**Stated problem:**
Reproduce the mailing-list message below about the Debian network install and the package pool in full, keeping every character, line break, and quotation mark unchanged.

Re: [Debian-User] Re: More on Network Install
On Fri, Feb 16, 2007 at 01:42:18PM -0700, Admin wrote:
> Andrei Popescu
>
> Thanks for your reply. Hope you don't have to snip too much. My yet
> outstanding question is the POOL directory. I think the POOL directory
> contains 'sarge' which would be the latest official release. But I am
> not sure.
>
The "pool" contains packages for stable / testing / unstable all
together. If you install Stable, the release package list pulls the
package versions used from stable from the pool, Testing pulls testing
and so on.
> But everyone seems to get distracted about me wanting a local LAN
> mirror of source and binanry. Granted that a dial up connection and
> especially a dial up connection that is shared between several machines
> is going to take forever (I estimate over 200 days -- maybe longer if it
> keeps dropping connections on big ORIG files and then starting over).

**Supplied data:**
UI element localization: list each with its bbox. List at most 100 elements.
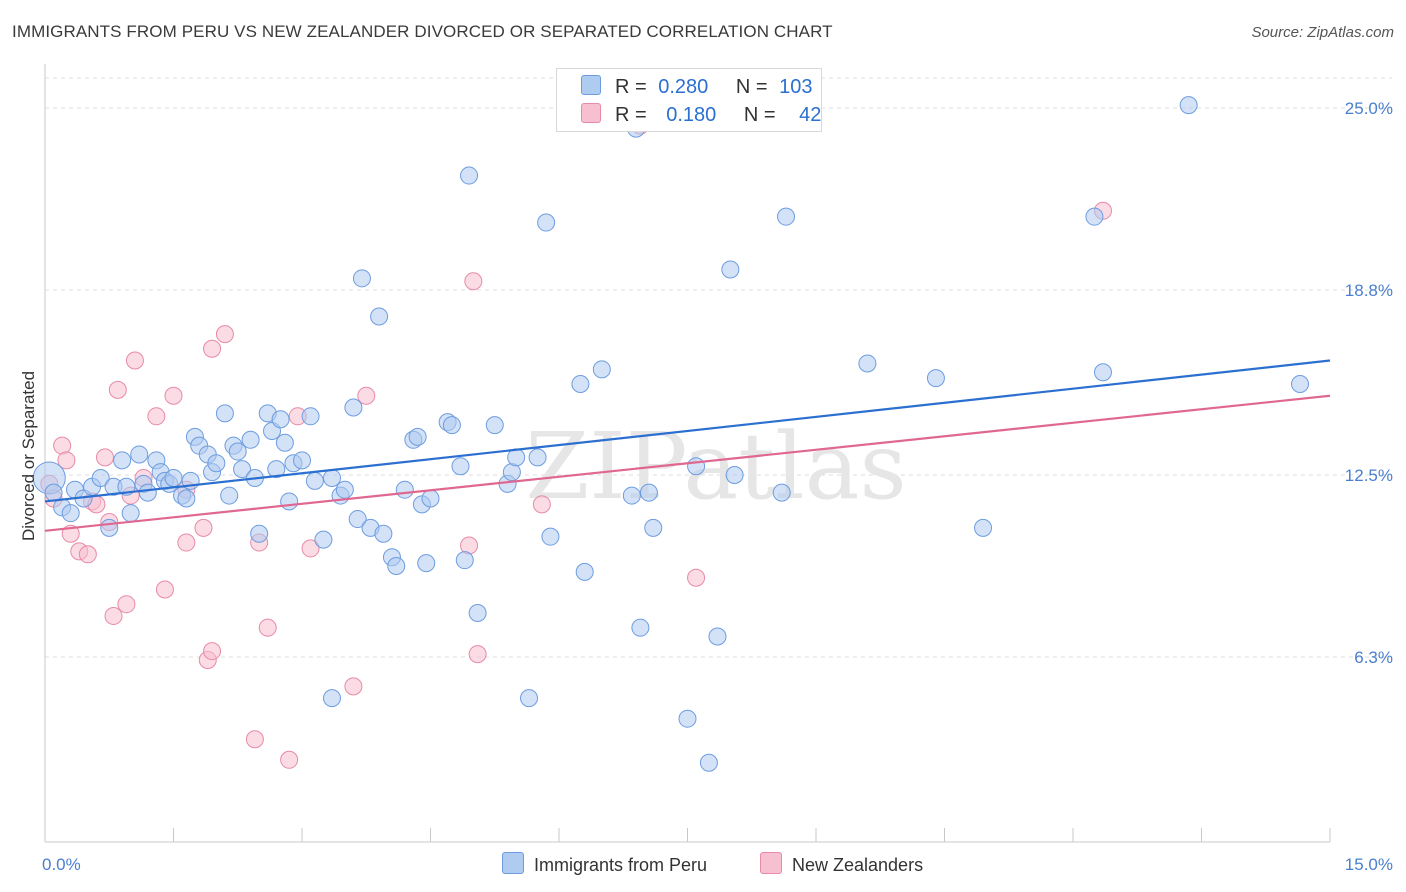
- y-tick-labels: 6.3% 12.5% 18.8% 25.0%: [1345, 99, 1393, 667]
- peru-point: [708, 627, 727, 646]
- peru-point: [639, 483, 658, 502]
- correlation-legend: R = 0.280 N = 103 R = 0.180 N = 42: [556, 68, 822, 132]
- peru-point: [100, 518, 119, 537]
- peru-point: [622, 486, 641, 505]
- peru-point: [926, 369, 945, 388]
- peru-point: [322, 468, 341, 487]
- axes: [44, 64, 1331, 843]
- peru-point: [130, 445, 149, 464]
- legend-n-value: 103: [779, 76, 813, 98]
- legend-label-peru: Immigrants from Peru: [534, 855, 708, 875]
- nz-trend-line: [44, 394, 1331, 532]
- nz-point: [215, 325, 234, 344]
- legend-item-peru[interactable]: Immigrants from Peru: [502, 852, 707, 876]
- peru-point: [687, 457, 706, 476]
- y-axis-label: Divorced or Separated: [19, 371, 38, 541]
- nz-point: [95, 448, 114, 467]
- legend-swatch-nz: [581, 103, 601, 123]
- peru-point: [61, 504, 80, 523]
- nz-point: [357, 386, 376, 405]
- peru-point: [571, 375, 590, 394]
- peru-point: [725, 466, 744, 485]
- peru-point: [387, 557, 406, 576]
- peru-point: [305, 471, 324, 490]
- peru-point: [408, 427, 427, 446]
- peru-point: [699, 753, 718, 772]
- peru-point: [460, 166, 479, 185]
- peru-point: [374, 524, 393, 543]
- legend-swatch-peru: [581, 75, 601, 95]
- nz-point: [203, 642, 222, 661]
- series-legend: Immigrants from Peru New Zealanders: [0, 852, 1406, 878]
- peru-point: [233, 460, 252, 479]
- peru-point: [1093, 363, 1112, 382]
- peru-point: [468, 604, 487, 623]
- peru-point: [348, 510, 367, 529]
- y-tick-label: 12.5%: [1345, 466, 1393, 485]
- peru-point: [678, 709, 697, 728]
- peru-point: [335, 480, 354, 499]
- nz-point: [177, 533, 196, 552]
- y-tick-label: 18.8%: [1345, 281, 1393, 300]
- peru-point: [575, 562, 594, 581]
- peru-point: [293, 451, 311, 470]
- peru-point: [592, 360, 611, 379]
- grid-lines: [45, 77, 1392, 658]
- nz-point: [147, 407, 166, 426]
- nz-point: [57, 451, 76, 470]
- peru-point: [485, 416, 504, 435]
- peru-point: [520, 689, 539, 708]
- peru-point: [974, 518, 993, 537]
- nz-point: [104, 606, 123, 625]
- legend-n-value: 42: [799, 104, 822, 126]
- x-tick-labels: 0.0% 15.0%: [42, 855, 1393, 874]
- nz-point: [155, 580, 174, 599]
- nz-point: [78, 545, 97, 564]
- nz-point: [108, 380, 127, 399]
- peru-point: [1085, 207, 1104, 226]
- peru-point: [301, 407, 320, 426]
- peru-point: [177, 489, 196, 508]
- peru-point: [395, 480, 414, 499]
- nz-point: [164, 386, 183, 405]
- peru-point: [528, 448, 547, 467]
- legend-row-peru: R = 0.280 N = 103: [581, 75, 813, 99]
- peru-point: [220, 486, 239, 505]
- peru-point: [451, 457, 470, 476]
- peru-point: [215, 404, 234, 423]
- peru-point: [721, 260, 740, 279]
- trend-lines: [44, 359, 1331, 532]
- peru-point: [344, 398, 363, 417]
- legend-item-nz[interactable]: New Zealanders: [760, 852, 923, 876]
- nz-point: [301, 539, 320, 558]
- peru-point: [314, 530, 333, 549]
- x-tick-label: 15.0%: [1345, 855, 1393, 874]
- peru-point: [138, 483, 157, 502]
- legend-n-label: N =: [735, 76, 768, 98]
- peru-point: [858, 354, 877, 373]
- watermark: ZIPatlas: [525, 413, 906, 520]
- nz-point: [194, 518, 213, 537]
- peru-point: [1179, 96, 1198, 115]
- nz-point: [464, 272, 483, 291]
- peru-point: [164, 468, 183, 487]
- peru-point: [421, 489, 440, 508]
- nz-point: [203, 339, 222, 358]
- peru-point: [417, 554, 436, 573]
- peru-point: [241, 430, 260, 449]
- source-label: Source: ZipAtlas.com: [1251, 24, 1394, 41]
- peru-point: [280, 492, 299, 511]
- legend-swatch-nz: [760, 852, 782, 874]
- y-tick-label: 25.0%: [1345, 99, 1393, 118]
- peru-points: [32, 96, 1310, 772]
- legend-r-value: 0.180: [666, 104, 717, 126]
- peru-point: [352, 269, 371, 288]
- peru-point: [267, 460, 286, 479]
- peru-point: [113, 451, 132, 470]
- peru-point: [777, 207, 796, 226]
- peru-point: [322, 689, 341, 708]
- chart-title: IMMIGRANTS FROM PERU VS NEW ZEALANDER DI…: [12, 22, 833, 41]
- peru-point: [631, 618, 650, 637]
- peru-point: [455, 551, 474, 570]
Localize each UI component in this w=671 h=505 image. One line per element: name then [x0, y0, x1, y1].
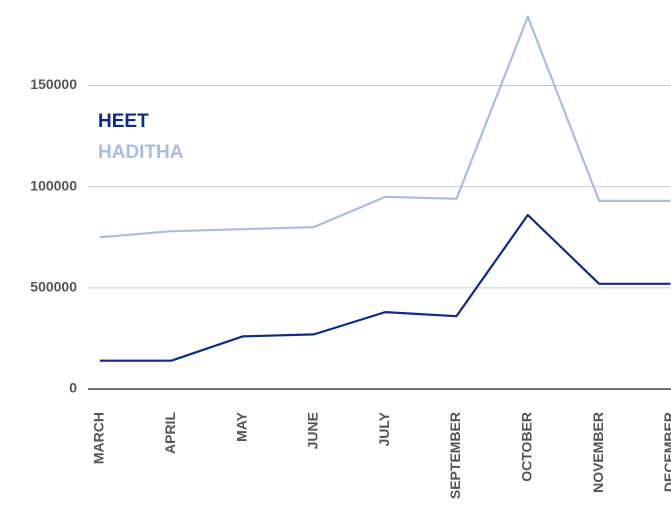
- line-series: [100, 213, 671, 362]
- legend-label: HADITHA: [98, 142, 184, 163]
- x-tick-label: MARCH: [91, 412, 107, 464]
- line-series: [99, 15, 671, 239]
- x-tick-label: MAY: [233, 411, 249, 441]
- legend-label: HEET: [98, 111, 149, 132]
- y-tick-label: 100000: [30, 177, 77, 193]
- x-tick-label: APRIL: [162, 412, 178, 454]
- x-tick-label: JULY: [376, 411, 392, 446]
- x-tick-label: JUNE: [305, 412, 321, 449]
- y-tick-label: 500000: [30, 279, 77, 295]
- x-tick-label: NOVEMBER: [590, 412, 606, 493]
- y-tick-label: 150000: [30, 76, 77, 92]
- y-tick-label: 0: [69, 380, 77, 396]
- x-tick-label: SEPTEMBER: [447, 412, 463, 499]
- x-tick-label: DECEMBER: [661, 412, 671, 492]
- x-tick-label: OCTOBER: [519, 412, 535, 482]
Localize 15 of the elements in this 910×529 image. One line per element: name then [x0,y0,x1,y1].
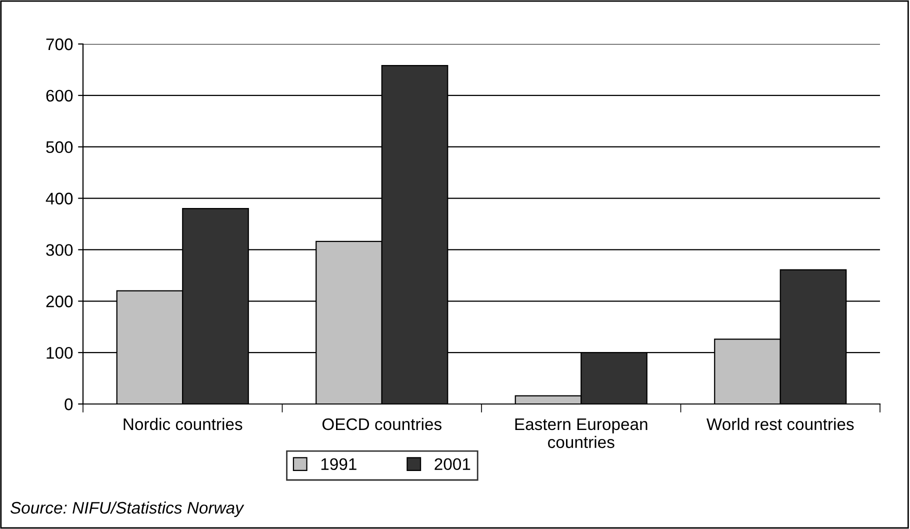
x-tick-label: Nordic countries [124,418,242,430]
y-tick-label: 400 [46,192,73,204]
x-tick-label: World rest countries [706,418,854,430]
x-tick-label: Eastern European countries [515,418,648,448]
y-tick-label: 100 [46,346,73,359]
source-note: Source: NIFU/Statistics Norway [10,501,244,517]
legend-label: 1991 [321,458,356,470]
legend-label: 2001 [434,458,470,470]
y-tick-label: 0 [64,398,73,410]
x-tick-label: OECD countries [322,418,442,430]
y-tick-label: 500 [46,141,73,154]
y-tick-label: 600 [46,90,73,102]
y-tick-label: 200 [46,296,73,308]
y-tick-label: 700 [46,38,73,50]
y-tick-label: 300 [46,244,73,256]
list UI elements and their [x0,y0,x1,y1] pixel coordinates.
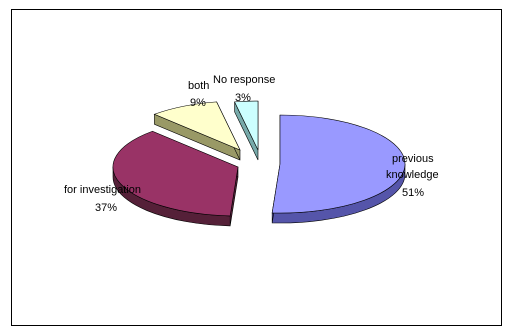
slice-no-response [234,100,259,151]
label-previous-knowledge-line2: knowledge [386,169,439,181]
label-for-investigation-percent: 37% [95,202,117,214]
label-both-percent: 9% [190,97,206,109]
label-for-investigation: for investigation [64,184,141,196]
label-no-response-percent: 3% [235,92,251,104]
label-both: both [188,80,209,92]
slice-both [153,101,241,151]
slice-previous-knowledge [271,114,406,214]
chart-frame [11,9,502,326]
label-previous-knowledge-line1: previous [392,153,434,165]
label-no-response: No response [213,74,275,86]
slice-for-investigation [112,130,239,217]
slice-tops [112,100,406,217]
label-previous-knowledge-percent: 51% [402,187,424,199]
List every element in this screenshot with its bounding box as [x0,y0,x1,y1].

**Written response:**
Re: [Debian-User] Re: More on Network Install
On Fri, Feb 16, 2007 at 01:42:18PM -0700, Admin wrote:
> Andrei Popescu
>
> Thanks for your reply. Hope you don't have to snip too much. My yet
> outstanding question is the POOL directory. I think the POOL directory
> contains 'sarge' which would be the latest official release. But I am
> not sure.
>
The "pool" contains packages for stable / testing / unstable all
together. If you install Stable, the release package list pulls the
package versions used from stable from the pool, Testing pulls testing
and so on.
> But everyone seems to get distracted about me wanting a local LAN
> mirror of source and binanry. Granted that a dial up connection and
> especially a dial up connection that is shared between several machines
> is going to take forever (I estimate over 200 days -- maybe longer if it
> keeps dropping connections on big ORIG files and then starting over).